[SOURCE MATERIAL]:
╭──
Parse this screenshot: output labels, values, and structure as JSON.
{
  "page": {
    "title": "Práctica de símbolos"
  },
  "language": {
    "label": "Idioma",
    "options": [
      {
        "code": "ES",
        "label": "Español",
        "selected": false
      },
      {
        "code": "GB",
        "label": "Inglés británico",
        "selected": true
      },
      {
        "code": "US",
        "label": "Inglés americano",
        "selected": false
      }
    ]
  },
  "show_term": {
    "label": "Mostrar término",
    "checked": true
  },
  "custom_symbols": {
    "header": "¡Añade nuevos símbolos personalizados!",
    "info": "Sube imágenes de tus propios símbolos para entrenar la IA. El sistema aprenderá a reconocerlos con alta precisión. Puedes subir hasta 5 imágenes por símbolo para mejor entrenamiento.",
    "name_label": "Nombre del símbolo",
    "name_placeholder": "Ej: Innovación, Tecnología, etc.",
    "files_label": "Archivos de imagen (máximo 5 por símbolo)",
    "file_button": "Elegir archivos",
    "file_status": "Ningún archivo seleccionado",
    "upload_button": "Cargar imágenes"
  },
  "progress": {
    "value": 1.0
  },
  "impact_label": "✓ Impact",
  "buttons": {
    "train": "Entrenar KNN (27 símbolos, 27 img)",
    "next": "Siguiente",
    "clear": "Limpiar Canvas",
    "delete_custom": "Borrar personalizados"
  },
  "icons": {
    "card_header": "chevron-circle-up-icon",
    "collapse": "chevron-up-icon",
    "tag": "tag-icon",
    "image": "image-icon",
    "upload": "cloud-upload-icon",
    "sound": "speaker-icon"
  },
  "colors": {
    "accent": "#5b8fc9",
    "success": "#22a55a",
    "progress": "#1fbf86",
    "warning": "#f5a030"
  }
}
╰──
[TASK BRIEF]: Look over the records. Copy the lines that include the word "símbolos".

[OUTPUT]:
    "title": "Práctica de símbolos"
    "header": "¡Añade nuevos símbolos personalizados!",
    "info": "Sube imágenes de tus propios símbolos para entrenar la IA. El sistema aprenderá a reconocerlos con alta precisión. Puedes subir hasta 5 imágenes por símbolo para mejor entrenamiento.",
    "train": "Entrenar KNN (27 símbolos, 27 img)",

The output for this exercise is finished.